> [Job]
From the entries provided below, copy each line that contains the word "color".

-- BEGIN --

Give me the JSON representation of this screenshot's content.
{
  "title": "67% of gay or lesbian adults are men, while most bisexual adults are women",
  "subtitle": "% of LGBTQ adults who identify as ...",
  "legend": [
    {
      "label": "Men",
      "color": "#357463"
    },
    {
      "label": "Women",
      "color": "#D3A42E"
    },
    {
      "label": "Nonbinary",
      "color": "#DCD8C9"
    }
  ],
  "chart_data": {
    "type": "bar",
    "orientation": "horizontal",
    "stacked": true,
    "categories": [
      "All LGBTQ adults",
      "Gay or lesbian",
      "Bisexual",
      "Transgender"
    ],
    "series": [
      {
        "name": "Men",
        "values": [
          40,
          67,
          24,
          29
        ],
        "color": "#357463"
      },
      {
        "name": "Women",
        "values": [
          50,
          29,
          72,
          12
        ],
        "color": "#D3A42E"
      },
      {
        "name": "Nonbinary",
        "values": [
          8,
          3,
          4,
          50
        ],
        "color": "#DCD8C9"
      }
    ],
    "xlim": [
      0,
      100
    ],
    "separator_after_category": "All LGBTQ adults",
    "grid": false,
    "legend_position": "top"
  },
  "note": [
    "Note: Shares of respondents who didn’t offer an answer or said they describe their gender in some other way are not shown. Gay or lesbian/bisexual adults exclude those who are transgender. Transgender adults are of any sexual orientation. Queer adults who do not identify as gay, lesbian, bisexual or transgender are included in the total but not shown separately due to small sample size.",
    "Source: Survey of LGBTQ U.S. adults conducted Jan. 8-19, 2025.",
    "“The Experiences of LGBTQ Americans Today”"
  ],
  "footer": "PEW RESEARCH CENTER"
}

-- END --

> [Expected answer]
      "color": "#357463"
      "color": "#D3A42E"
      "color": "#DCD8C9"
        "color": "#357463"
        "color": "#D3A42E"
        "color": "#DCD8C9"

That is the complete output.